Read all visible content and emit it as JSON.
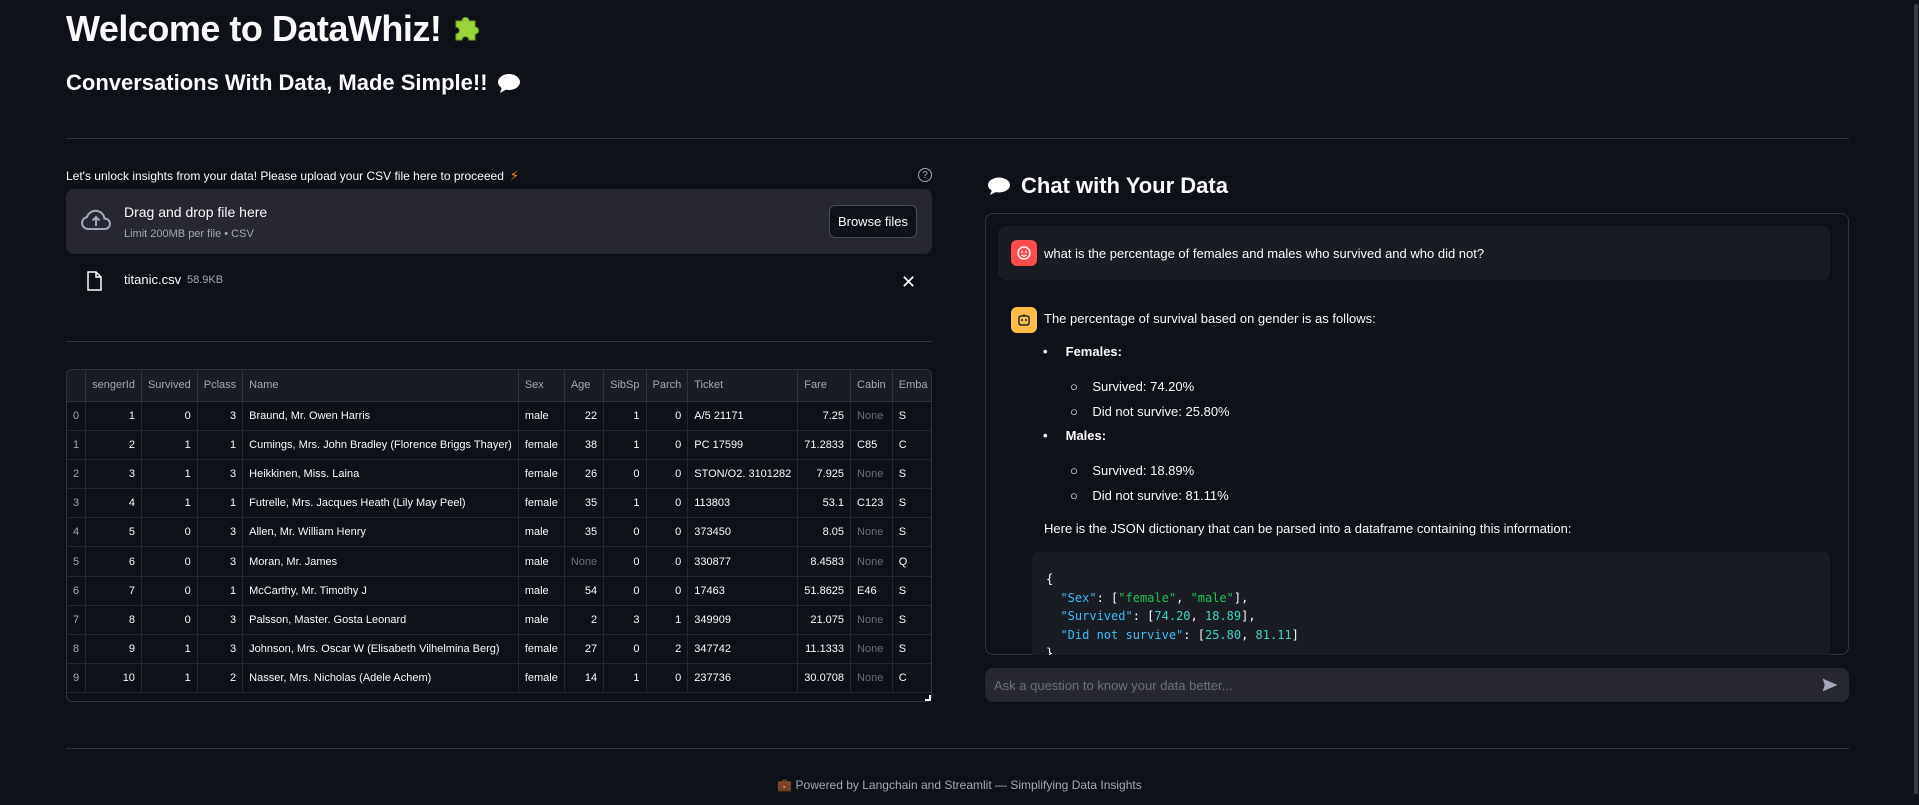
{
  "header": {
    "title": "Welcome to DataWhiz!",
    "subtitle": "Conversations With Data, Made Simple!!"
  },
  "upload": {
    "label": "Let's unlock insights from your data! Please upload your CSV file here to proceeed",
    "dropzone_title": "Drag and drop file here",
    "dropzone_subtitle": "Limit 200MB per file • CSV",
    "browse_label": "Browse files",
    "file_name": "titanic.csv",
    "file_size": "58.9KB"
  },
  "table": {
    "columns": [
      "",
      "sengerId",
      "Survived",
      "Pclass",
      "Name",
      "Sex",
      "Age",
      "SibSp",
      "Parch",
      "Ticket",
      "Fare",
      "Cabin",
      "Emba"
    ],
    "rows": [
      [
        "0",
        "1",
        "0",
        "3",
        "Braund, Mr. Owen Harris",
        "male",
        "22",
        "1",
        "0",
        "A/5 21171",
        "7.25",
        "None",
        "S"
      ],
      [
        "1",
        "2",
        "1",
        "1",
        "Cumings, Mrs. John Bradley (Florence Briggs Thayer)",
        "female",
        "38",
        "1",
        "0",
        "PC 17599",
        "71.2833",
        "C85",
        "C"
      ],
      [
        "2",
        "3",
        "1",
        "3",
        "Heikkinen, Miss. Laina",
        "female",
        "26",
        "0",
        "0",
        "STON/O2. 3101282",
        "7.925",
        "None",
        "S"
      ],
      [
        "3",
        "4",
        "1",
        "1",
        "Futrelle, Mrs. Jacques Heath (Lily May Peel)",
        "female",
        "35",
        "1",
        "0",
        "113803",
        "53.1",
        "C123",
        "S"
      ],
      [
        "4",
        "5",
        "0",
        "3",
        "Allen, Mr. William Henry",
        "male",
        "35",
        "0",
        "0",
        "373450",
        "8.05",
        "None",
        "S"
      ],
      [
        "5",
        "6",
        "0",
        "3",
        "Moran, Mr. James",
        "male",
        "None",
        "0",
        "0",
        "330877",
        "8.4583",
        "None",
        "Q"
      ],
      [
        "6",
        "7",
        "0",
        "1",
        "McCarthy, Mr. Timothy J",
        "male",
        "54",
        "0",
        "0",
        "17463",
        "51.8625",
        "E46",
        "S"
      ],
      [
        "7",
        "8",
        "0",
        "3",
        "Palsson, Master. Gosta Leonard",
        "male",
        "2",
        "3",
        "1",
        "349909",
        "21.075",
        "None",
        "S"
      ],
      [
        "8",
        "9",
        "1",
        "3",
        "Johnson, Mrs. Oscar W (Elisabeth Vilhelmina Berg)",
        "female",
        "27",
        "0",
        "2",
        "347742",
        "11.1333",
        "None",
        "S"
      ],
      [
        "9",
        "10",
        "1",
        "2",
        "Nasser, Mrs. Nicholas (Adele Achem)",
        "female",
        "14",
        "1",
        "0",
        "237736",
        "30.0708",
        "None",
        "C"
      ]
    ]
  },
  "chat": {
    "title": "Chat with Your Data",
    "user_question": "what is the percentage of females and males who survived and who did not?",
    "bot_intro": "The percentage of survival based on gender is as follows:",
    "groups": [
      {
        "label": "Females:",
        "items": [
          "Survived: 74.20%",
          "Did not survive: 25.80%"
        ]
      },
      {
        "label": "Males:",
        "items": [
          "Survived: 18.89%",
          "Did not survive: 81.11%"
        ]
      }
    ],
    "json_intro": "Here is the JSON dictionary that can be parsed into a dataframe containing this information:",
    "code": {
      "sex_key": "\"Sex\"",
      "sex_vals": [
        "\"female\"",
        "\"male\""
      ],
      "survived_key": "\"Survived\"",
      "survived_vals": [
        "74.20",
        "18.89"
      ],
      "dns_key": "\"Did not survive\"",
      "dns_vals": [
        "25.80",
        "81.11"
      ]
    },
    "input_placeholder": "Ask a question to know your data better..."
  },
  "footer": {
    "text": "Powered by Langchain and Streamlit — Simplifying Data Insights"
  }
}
******
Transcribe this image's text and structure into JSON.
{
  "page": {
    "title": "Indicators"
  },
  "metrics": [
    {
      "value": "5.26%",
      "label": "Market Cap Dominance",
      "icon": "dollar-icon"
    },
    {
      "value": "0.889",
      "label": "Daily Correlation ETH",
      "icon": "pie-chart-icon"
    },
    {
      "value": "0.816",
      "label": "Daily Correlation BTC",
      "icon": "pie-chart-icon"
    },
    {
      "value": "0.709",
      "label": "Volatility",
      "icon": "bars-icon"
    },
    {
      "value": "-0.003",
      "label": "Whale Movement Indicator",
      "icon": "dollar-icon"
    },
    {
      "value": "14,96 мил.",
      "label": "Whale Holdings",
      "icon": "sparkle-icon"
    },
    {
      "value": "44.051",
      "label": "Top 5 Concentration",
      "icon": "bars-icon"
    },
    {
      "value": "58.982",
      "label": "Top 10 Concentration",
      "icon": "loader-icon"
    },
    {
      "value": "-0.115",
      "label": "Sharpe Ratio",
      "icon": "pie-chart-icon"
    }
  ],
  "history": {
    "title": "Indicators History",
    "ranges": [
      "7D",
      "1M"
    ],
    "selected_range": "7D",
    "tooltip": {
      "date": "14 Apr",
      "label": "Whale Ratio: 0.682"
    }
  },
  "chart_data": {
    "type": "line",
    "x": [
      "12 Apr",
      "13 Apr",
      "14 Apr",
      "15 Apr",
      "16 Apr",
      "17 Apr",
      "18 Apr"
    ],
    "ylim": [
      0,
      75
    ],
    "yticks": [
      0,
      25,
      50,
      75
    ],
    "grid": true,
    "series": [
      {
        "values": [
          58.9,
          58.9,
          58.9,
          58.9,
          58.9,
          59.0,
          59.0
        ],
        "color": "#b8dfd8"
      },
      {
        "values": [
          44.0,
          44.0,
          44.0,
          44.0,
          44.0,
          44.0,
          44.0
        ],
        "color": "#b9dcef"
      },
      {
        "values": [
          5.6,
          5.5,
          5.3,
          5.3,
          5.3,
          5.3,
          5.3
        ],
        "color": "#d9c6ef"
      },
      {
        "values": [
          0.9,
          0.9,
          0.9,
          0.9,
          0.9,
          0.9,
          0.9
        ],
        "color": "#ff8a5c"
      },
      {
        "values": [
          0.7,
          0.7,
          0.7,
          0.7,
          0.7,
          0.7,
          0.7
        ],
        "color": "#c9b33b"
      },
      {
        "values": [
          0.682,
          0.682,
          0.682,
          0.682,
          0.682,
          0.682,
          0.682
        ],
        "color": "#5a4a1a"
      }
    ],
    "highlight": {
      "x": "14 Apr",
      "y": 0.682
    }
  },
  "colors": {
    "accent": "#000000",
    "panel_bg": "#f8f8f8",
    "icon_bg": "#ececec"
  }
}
******
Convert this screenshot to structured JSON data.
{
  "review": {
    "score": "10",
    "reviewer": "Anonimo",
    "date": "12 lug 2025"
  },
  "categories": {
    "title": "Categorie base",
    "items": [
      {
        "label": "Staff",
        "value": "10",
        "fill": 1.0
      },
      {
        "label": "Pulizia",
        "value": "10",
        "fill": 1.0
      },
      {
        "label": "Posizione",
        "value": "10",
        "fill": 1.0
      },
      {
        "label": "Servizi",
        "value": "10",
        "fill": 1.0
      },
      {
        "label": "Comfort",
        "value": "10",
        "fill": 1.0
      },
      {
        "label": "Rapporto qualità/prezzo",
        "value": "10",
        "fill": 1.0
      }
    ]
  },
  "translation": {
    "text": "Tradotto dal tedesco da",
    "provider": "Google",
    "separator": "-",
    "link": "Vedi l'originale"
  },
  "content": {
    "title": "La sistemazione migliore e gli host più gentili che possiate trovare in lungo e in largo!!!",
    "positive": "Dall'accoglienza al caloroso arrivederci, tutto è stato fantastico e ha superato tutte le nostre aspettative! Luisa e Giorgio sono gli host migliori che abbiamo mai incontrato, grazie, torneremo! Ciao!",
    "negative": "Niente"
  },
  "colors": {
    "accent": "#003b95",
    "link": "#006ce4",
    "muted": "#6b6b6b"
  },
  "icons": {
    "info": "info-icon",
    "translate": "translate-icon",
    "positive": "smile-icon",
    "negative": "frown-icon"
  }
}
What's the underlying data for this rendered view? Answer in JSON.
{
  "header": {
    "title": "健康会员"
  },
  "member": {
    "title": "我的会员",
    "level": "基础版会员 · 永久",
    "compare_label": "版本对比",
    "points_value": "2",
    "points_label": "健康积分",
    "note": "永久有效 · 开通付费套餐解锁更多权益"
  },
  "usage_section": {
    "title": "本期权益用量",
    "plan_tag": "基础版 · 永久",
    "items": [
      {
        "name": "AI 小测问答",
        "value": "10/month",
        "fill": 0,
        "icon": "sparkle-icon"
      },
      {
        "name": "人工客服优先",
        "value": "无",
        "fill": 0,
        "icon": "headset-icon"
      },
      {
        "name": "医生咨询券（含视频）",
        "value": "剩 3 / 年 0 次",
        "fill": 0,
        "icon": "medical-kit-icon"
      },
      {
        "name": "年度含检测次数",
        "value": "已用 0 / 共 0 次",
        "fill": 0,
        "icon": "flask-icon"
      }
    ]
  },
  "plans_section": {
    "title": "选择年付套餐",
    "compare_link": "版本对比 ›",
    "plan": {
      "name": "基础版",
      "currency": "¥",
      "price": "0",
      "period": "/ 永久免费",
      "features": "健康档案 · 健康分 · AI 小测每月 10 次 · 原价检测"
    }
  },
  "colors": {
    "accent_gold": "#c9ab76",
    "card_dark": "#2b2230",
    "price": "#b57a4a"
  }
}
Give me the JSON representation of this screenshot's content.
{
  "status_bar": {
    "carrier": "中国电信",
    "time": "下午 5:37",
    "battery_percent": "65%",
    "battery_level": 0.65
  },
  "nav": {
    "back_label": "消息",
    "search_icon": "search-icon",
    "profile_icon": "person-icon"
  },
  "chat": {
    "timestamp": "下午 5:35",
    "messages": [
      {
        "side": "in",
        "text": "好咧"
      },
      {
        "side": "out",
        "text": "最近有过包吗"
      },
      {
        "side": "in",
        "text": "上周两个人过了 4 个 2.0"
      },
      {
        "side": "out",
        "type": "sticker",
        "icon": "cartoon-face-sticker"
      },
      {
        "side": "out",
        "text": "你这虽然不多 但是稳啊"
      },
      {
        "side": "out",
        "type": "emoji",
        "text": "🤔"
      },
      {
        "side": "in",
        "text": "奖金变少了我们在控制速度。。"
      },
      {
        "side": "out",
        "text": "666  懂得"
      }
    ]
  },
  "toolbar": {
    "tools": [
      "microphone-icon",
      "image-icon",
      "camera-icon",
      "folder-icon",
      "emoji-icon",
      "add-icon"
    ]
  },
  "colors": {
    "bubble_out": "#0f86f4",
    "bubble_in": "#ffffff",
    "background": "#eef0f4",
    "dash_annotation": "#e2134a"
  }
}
******
• _Your goal_:
Determine the number of lines in the records that include the string "content", and respond with that number only.

• _Response_:
3